● Task item:
A faithful copy of the listing below is required.

-------

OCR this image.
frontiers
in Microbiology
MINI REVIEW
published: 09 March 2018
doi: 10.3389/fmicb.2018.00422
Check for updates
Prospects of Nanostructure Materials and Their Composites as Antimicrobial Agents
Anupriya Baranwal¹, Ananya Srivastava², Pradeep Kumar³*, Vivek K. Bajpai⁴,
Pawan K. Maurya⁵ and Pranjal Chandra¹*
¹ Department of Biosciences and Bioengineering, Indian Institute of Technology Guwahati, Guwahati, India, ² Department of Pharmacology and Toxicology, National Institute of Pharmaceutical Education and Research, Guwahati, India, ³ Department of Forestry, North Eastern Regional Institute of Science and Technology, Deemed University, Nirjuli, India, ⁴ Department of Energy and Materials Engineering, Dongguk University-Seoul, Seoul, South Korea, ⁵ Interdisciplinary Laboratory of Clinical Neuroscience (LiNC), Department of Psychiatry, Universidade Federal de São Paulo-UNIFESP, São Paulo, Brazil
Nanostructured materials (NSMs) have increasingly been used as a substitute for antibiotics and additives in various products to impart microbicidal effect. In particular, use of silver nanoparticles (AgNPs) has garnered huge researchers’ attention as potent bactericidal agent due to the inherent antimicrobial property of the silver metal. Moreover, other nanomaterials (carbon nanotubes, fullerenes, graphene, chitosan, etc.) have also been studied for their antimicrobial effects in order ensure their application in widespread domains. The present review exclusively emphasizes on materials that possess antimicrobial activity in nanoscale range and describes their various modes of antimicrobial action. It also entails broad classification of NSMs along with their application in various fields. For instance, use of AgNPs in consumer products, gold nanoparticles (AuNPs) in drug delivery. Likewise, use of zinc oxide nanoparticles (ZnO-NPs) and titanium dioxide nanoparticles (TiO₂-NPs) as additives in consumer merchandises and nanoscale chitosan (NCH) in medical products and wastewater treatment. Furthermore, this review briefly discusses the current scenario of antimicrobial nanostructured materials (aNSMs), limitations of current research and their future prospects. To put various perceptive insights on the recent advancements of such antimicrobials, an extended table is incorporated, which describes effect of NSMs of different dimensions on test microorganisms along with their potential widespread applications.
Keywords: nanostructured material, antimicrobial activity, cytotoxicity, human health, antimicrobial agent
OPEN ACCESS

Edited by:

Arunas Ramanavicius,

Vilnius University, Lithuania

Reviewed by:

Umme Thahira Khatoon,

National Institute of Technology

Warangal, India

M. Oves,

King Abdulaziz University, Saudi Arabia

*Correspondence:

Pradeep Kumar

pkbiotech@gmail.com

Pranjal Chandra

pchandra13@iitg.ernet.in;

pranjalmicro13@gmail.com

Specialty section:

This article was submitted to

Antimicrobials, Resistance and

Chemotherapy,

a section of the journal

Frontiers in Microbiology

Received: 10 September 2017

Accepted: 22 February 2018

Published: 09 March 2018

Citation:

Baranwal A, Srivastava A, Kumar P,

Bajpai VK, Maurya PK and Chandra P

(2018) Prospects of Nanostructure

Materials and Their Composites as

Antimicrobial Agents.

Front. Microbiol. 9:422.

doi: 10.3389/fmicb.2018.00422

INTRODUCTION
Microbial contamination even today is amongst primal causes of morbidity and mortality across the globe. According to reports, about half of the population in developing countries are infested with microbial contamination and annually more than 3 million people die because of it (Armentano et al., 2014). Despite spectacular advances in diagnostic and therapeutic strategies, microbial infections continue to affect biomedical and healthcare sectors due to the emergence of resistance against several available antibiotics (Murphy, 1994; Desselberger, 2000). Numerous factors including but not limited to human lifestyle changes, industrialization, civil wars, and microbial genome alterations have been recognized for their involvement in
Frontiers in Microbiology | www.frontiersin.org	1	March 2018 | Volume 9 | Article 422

-------

● Exercise answer:
OCR this image.
frontiers
in Microbiology
MINI REVIEW
published: 09 March 2018
doi: 10.3389/fmicb.2018.00422
Check for updates
Prospects of Nanostructure Materials and Their Composites as Antimicrobial Agents
Anupriya Baranwal¹, Ananya Srivastava², Pradeep Kumar³*, Vivek K. Bajpai⁴,
Pawan K. Maurya⁵ and Pranjal Chandra¹*
¹ Department of Biosciences and Bioengineering, Indian Institute of Technology Guwahati, Guwahati, India, ² Department of Pharmacology and Toxicology, National Institute of Pharmaceutical Education and Research, Guwahati, India, ³ Department of Forestry, North Eastern Regional Institute of Science and Technology, Deemed University, Nirjuli, India, ⁴ Department of Energy and Materials Engineering, Dongguk University-Seoul, Seoul, South Korea, ⁵ Interdisciplinary Laboratory of Clinical Neuroscience (LiNC), Department of Psychiatry, Universidade Federal de São Paulo-UNIFESP, São Paulo, Brazil
Nanostructured materials (NSMs) have increasingly been used as a substitute for antibiotics and additives in various products to impart microbicidal effect. In particular, use of silver nanoparticles (AgNPs) has garnered huge researchers’ attention as potent bactericidal agent due to the inherent antimicrobial property of the silver metal. Moreover, other nanomaterials (carbon nanotubes, fullerenes, graphene, chitosan, etc.) have also been studied for their antimicrobial effects in order ensure their application in widespread domains. The present review exclusively emphasizes on materials that possess antimicrobial activity in nanoscale range and describes their various modes of antimicrobial action. It also entails broad classification of NSMs along with their application in various fields. For instance, use of AgNPs in consumer products, gold nanoparticles (AuNPs) in drug delivery. Likewise, use of zinc oxide nanoparticles (ZnO-NPs) and titanium dioxide nanoparticles (TiO₂-NPs) as additives in consumer merchandises and nanoscale chitosan (NCH) in medical products and wastewater treatment. Furthermore, this review briefly discusses the current scenario of antimicrobial nanostructured materials (aNSMs), limitations of current research and their future prospects. To put various perceptive insights on the recent advancements of such antimicrobials, an extended table is incorporated, which describes effect of NSMs of different dimensions on test microorganisms along with their potential widespread applications.
Keywords: nanostructured material, antimicrobial activity, cytotoxicity, human health, antimicrobial agent
OPEN ACCESS

Edited by:

Arunas Ramanavicius,

Vilnius University, Lithuania

Reviewed by:

Umme Thahira Khatoon,

National Institute of Technology

Warangal, India

M. Oves,

King Abdulaziz University, Saudi Arabia

*Correspondence:

Pradeep Kumar

pkbiotech@gmail.com

Pranjal Chandra

pchandra13@iitg.ernet.in;

pranjalmicro13@gmail.com

Specialty section:

This article was submitted to

Antimicrobials, Resistance and

Chemotherapy,

a section of the journal

Frontiers in Microbiology

Received: 10 September 2017

Accepted: 22 February 2018

Published: 09 March 2018

Citation:

Baranwal A, Srivastava A, Kumar P,

Bajpai VK, Maurya PK and Chandra P

(2018) Prospects of Nanostructure

Materials and Their Composites as

Antimicrobial Agents.

Front. Microbiol. 9:422.

doi: 10.3389/fmicb.2018.00422

INTRODUCTION
Microbial contamination even today is amongst primal causes of morbidity and mortality across the globe. According to reports, about half of the population in developing countries are infested with microbial contamination and annually more than 3 million people die because of it (Armentano et al., 2014). Despite spectacular advances in diagnostic and therapeutic strategies, microbial infections continue to affect biomedical and healthcare sectors due to the emergence of resistance against several available antibiotics (Murphy, 1994; Desselberger, 2000). Numerous factors including but not limited to human lifestyle changes, industrialization, civil wars, and microbial genome alterations have been recognized for their involvement in
Frontiers in Microbiology | www.frontiersin.org	1	March 2018 | Volume 9 | Article 422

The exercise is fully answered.